### Stored items from a collection
--- START ---
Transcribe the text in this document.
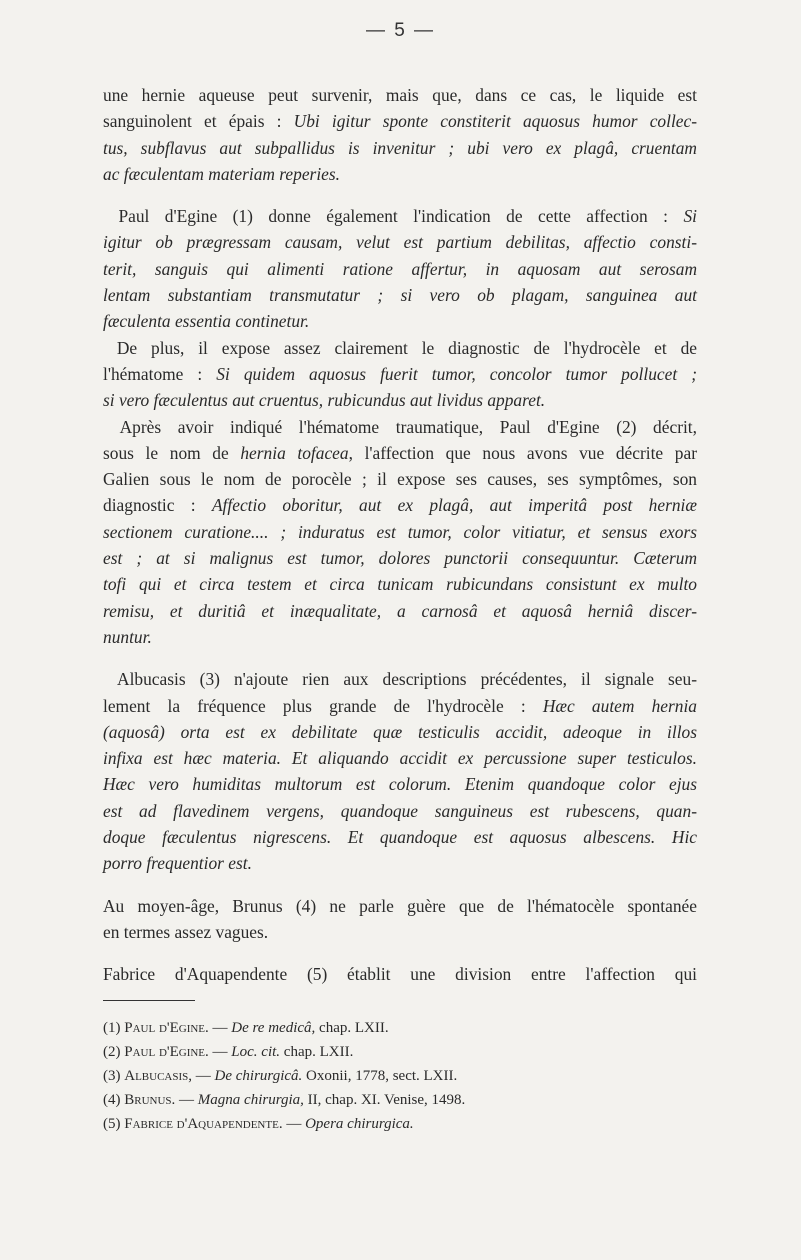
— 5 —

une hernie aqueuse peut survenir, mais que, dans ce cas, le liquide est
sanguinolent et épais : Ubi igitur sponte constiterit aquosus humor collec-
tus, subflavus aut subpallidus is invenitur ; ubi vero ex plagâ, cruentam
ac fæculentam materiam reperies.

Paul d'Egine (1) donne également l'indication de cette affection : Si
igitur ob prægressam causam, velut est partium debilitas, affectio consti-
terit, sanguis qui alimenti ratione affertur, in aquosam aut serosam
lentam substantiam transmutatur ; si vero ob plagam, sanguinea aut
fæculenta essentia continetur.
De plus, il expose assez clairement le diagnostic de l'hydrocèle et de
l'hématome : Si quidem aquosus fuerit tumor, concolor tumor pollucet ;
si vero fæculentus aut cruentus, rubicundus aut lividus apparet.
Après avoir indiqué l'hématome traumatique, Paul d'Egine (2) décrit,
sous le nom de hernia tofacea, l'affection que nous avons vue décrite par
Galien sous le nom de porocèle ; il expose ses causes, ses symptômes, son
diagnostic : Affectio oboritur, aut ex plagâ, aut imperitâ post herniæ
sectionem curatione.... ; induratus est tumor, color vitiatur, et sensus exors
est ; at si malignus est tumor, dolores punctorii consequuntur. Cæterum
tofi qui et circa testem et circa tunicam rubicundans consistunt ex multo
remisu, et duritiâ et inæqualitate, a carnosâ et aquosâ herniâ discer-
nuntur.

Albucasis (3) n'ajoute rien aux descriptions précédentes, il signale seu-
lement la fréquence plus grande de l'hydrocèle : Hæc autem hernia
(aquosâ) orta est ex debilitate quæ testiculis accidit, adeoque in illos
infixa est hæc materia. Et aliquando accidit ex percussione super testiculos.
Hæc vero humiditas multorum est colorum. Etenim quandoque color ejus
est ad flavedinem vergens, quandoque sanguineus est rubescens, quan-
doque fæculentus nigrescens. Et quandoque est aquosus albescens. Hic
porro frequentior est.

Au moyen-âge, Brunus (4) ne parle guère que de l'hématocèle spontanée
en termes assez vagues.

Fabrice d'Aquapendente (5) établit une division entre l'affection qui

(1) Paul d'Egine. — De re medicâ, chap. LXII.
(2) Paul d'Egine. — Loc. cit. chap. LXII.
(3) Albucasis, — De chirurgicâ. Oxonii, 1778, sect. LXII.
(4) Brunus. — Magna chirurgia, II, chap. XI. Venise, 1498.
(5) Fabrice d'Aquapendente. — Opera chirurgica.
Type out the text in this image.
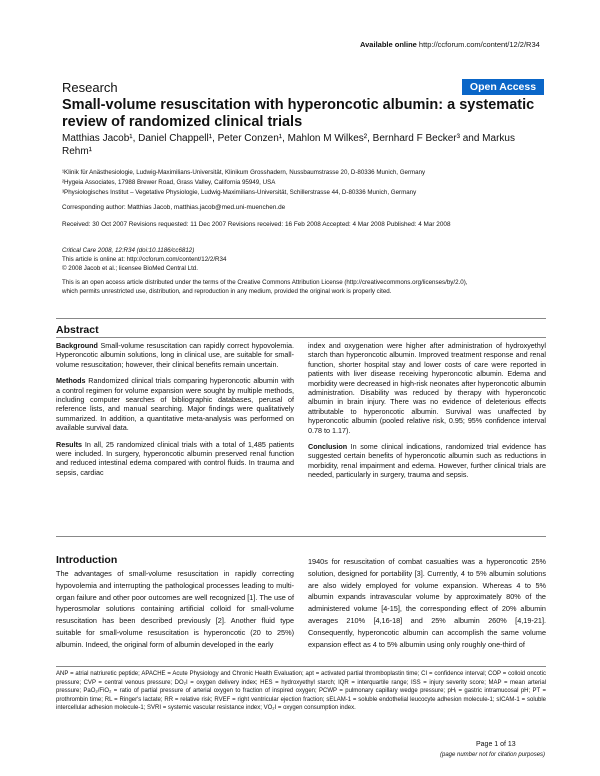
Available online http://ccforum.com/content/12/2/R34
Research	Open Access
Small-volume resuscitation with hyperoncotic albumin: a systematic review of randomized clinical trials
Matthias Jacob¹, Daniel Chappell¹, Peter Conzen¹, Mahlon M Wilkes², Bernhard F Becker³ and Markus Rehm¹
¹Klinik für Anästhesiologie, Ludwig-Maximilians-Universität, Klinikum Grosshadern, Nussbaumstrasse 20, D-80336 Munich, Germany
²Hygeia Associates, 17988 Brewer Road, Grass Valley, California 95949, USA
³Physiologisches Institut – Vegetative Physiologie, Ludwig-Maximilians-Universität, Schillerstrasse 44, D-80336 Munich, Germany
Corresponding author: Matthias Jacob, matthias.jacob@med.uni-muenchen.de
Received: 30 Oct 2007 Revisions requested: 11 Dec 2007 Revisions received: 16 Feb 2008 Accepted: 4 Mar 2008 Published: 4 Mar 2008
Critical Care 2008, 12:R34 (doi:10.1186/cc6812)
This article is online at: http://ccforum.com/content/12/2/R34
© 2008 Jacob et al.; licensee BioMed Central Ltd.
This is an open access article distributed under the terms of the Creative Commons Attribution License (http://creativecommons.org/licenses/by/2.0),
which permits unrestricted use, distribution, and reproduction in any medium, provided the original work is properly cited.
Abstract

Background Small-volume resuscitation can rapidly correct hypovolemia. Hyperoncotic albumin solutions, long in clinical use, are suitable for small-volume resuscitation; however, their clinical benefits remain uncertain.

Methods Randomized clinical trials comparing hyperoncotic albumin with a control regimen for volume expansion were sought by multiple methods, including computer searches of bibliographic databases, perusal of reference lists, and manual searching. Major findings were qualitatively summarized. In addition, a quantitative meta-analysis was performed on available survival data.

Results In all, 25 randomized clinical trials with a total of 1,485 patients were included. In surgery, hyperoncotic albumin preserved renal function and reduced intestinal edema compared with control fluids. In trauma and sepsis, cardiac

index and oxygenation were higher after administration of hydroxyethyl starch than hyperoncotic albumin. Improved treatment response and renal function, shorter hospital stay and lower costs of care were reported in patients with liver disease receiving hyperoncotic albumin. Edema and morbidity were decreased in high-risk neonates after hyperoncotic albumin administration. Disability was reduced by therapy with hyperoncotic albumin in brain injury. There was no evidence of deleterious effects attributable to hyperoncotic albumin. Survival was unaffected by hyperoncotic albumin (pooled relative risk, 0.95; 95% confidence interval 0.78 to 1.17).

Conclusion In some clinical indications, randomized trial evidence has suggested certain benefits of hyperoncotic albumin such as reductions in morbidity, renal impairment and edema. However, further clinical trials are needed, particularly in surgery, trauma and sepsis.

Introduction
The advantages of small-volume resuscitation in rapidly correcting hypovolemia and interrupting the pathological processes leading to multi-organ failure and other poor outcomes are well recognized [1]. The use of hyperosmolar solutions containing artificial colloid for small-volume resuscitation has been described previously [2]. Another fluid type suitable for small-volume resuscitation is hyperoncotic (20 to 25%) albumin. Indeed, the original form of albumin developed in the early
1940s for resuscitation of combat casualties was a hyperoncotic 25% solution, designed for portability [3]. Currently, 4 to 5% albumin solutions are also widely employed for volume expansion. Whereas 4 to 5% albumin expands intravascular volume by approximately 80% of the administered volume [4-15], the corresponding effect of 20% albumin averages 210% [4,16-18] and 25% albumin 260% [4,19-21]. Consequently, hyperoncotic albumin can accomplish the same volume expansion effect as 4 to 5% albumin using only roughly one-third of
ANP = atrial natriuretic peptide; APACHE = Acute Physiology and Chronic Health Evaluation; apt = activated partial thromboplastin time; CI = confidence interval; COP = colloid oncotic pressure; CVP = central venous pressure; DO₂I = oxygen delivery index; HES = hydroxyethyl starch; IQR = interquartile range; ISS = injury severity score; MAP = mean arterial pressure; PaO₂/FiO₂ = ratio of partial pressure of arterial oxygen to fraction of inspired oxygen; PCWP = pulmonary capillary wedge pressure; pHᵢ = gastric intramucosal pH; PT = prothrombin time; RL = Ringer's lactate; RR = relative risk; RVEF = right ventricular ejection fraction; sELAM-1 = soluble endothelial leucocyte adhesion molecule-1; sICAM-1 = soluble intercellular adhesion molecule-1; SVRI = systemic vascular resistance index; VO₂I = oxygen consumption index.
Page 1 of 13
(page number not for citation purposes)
--- END ---
--- START ---
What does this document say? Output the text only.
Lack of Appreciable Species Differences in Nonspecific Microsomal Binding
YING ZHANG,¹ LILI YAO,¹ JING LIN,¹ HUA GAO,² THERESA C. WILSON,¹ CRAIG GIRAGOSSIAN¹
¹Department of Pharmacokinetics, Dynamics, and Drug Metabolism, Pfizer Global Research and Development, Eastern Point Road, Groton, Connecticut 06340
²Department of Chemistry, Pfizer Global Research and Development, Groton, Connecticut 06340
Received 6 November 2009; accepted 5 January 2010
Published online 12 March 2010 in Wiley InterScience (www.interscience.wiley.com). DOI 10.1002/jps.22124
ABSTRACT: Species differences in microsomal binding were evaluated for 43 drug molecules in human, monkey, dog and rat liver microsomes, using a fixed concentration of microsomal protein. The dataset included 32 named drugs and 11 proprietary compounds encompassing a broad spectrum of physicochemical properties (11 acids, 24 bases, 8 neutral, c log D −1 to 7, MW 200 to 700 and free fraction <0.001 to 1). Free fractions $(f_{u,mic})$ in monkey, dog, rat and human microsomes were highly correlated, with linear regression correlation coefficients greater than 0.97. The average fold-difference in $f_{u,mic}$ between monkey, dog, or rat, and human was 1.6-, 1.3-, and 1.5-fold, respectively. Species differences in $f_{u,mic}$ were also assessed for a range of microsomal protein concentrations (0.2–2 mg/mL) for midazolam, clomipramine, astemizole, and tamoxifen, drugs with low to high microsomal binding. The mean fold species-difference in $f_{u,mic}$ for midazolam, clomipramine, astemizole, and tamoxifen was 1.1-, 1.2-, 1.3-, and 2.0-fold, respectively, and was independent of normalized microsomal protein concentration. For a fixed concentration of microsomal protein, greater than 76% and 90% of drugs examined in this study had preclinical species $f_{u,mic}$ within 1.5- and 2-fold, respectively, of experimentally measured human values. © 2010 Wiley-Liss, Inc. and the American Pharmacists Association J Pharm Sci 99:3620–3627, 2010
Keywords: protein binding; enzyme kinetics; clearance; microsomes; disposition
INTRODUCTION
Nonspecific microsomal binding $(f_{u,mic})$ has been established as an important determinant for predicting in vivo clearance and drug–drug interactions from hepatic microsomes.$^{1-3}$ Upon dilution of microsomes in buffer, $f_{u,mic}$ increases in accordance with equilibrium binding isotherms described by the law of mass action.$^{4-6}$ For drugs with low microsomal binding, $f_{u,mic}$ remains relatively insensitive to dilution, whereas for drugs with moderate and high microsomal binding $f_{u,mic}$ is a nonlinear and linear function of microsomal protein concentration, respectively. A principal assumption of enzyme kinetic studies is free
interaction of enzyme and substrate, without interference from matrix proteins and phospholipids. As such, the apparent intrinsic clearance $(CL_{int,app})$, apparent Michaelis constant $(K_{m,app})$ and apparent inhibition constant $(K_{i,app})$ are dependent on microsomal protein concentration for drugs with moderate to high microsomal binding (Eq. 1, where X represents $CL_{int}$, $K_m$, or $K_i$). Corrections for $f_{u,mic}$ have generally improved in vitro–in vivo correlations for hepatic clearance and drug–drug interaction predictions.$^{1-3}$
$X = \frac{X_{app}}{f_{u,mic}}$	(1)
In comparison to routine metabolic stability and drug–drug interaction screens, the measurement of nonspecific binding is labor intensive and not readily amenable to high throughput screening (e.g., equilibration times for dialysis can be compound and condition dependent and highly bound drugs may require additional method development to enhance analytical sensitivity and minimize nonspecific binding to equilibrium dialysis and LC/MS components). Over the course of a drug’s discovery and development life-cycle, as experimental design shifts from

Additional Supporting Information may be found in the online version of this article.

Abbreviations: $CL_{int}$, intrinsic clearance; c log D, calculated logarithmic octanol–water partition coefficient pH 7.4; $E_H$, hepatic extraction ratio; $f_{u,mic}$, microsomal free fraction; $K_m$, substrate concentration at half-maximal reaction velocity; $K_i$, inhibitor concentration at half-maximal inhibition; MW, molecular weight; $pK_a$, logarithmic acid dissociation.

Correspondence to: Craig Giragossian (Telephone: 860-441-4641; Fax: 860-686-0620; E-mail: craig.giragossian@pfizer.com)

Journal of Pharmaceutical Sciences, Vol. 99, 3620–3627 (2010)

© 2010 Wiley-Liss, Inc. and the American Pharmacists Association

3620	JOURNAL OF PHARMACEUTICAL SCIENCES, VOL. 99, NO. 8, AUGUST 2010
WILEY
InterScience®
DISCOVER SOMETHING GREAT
--- END ---
### WHAT THE TASK REQUIRES
Write out each line above containing "affection".

### FINISHED EXERCISE
Paul d'Egine (1) donne également l'indication de cette affection : Si
sous le nom de hernia tofacea, l'affection que nous avons vue décrite par
Fabrice d'Aquapendente (5) établit une division entre l'affection qui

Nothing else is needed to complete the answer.